▶ **DATA RECORDS**:
####################

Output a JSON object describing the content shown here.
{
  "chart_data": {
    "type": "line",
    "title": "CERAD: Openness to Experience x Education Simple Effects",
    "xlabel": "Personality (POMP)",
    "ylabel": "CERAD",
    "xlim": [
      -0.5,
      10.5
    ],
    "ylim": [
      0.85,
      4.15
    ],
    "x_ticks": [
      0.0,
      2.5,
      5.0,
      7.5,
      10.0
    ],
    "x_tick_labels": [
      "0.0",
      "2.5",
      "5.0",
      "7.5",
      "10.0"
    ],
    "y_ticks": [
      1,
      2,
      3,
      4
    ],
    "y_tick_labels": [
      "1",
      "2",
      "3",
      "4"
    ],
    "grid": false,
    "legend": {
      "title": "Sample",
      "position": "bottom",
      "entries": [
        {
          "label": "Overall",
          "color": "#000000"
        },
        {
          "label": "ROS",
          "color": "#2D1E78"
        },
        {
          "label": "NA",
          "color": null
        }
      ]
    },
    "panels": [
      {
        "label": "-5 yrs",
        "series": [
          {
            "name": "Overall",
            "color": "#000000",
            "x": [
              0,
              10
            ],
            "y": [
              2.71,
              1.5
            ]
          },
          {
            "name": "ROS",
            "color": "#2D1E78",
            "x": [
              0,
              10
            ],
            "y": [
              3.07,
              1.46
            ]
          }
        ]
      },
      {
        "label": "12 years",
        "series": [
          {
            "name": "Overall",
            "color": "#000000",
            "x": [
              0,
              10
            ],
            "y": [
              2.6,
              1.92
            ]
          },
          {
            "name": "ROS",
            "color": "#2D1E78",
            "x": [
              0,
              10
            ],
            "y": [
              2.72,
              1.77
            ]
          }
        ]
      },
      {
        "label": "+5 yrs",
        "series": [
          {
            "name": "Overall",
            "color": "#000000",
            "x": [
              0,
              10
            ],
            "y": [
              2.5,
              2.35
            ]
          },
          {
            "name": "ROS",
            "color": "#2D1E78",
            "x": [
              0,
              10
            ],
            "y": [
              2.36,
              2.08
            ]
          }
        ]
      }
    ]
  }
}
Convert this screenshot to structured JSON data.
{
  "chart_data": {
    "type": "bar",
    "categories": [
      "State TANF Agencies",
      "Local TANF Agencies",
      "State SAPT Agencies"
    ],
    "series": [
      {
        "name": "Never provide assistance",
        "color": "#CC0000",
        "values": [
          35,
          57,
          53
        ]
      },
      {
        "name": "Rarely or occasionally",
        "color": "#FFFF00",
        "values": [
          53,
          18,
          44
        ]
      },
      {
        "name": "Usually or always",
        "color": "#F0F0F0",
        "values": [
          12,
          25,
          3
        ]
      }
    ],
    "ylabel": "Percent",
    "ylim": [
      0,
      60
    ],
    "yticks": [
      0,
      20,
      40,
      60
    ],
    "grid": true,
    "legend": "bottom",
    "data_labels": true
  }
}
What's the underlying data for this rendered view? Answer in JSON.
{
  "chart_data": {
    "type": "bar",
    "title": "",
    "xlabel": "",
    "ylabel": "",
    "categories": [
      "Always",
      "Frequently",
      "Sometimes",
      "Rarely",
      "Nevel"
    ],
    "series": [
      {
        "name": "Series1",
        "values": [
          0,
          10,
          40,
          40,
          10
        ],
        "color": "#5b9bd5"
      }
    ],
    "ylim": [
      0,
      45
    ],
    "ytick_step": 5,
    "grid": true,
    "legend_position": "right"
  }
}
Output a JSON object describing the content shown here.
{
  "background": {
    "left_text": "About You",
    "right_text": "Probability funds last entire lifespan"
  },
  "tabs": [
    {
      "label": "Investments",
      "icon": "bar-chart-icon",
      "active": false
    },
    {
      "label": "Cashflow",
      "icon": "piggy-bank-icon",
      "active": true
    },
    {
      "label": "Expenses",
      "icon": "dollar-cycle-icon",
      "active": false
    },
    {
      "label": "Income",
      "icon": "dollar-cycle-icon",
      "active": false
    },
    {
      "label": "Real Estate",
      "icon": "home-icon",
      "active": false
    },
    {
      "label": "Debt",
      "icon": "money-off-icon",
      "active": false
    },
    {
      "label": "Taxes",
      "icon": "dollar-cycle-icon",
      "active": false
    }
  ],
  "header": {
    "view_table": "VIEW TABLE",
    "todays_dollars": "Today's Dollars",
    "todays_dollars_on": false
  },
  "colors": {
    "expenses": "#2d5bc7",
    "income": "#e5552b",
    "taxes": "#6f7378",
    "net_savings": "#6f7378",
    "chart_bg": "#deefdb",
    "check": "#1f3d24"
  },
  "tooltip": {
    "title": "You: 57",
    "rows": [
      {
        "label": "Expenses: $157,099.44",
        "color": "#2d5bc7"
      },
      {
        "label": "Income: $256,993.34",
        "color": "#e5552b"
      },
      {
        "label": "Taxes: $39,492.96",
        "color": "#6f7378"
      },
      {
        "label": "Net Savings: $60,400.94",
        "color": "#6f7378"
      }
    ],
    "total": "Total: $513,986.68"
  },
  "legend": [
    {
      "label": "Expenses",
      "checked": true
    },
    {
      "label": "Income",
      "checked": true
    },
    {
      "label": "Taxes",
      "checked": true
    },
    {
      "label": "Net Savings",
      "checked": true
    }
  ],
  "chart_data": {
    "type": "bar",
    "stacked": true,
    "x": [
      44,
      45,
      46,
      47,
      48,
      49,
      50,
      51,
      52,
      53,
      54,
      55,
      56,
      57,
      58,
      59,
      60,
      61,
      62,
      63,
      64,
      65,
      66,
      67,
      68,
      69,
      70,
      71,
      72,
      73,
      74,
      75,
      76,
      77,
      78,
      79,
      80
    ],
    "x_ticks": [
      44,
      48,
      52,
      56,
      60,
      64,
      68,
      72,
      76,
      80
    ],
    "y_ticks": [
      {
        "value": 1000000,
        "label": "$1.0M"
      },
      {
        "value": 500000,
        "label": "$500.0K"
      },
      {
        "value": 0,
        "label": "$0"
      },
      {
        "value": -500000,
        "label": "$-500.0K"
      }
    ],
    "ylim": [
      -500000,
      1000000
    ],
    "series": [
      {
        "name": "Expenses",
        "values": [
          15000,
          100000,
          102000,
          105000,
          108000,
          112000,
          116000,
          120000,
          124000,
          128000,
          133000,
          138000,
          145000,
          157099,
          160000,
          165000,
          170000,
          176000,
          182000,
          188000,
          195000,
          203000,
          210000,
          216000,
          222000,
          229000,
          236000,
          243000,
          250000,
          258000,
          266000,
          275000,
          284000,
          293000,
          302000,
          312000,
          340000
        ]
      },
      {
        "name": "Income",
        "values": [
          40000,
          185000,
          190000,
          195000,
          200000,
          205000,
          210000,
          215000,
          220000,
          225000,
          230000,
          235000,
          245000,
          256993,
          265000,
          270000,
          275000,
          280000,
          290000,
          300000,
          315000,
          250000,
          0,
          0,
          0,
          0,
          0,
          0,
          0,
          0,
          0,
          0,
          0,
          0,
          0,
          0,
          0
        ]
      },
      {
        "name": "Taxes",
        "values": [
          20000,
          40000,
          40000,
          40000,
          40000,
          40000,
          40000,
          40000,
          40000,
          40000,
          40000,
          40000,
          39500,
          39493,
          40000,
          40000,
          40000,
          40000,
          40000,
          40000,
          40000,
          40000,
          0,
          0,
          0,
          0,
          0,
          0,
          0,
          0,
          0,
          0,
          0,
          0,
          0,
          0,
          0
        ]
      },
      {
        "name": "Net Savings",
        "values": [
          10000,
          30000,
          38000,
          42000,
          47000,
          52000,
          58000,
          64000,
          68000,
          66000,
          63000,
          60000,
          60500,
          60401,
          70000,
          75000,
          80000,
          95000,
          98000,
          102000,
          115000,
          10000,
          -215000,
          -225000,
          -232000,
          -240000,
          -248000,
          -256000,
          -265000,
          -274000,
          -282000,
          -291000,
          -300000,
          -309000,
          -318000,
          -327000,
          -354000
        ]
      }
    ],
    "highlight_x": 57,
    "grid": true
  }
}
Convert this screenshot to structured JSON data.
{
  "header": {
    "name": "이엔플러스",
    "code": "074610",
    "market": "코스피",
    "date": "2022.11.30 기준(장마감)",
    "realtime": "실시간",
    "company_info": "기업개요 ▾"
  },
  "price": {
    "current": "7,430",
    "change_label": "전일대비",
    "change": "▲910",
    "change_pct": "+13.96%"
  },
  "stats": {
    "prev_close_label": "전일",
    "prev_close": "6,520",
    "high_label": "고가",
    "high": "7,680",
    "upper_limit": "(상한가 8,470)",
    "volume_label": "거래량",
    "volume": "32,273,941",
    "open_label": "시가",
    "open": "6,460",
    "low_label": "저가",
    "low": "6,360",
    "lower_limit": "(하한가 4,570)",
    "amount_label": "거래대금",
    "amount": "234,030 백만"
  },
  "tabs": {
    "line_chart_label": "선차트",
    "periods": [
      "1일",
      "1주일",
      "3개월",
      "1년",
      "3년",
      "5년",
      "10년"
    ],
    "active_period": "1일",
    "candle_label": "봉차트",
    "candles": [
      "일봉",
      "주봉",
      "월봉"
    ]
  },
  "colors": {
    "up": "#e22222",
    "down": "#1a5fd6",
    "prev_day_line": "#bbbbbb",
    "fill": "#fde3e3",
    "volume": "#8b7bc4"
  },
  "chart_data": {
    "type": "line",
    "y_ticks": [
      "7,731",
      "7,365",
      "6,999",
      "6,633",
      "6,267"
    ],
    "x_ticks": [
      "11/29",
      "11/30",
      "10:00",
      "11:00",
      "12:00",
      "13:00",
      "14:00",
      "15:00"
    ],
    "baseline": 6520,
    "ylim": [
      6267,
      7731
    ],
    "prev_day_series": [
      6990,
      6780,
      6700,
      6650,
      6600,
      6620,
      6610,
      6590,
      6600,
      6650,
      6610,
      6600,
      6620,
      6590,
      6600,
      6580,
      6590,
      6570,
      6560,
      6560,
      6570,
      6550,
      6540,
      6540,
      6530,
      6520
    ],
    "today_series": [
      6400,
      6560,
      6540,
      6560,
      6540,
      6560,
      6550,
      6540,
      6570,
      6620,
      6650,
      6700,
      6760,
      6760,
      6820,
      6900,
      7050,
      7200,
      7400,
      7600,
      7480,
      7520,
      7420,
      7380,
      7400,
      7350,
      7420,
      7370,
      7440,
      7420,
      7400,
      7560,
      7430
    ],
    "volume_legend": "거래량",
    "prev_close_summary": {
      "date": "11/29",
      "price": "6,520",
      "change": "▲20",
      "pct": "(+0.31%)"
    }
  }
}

####################

▶ **WHAT IS ASKED**: Give every line of the material that includes the string "Agencies".

▶ **ANSWER FOR THE TASK**:
      "State TANF Agencies",
      "Local TANF Agencies",
      "State SAPT Agencies"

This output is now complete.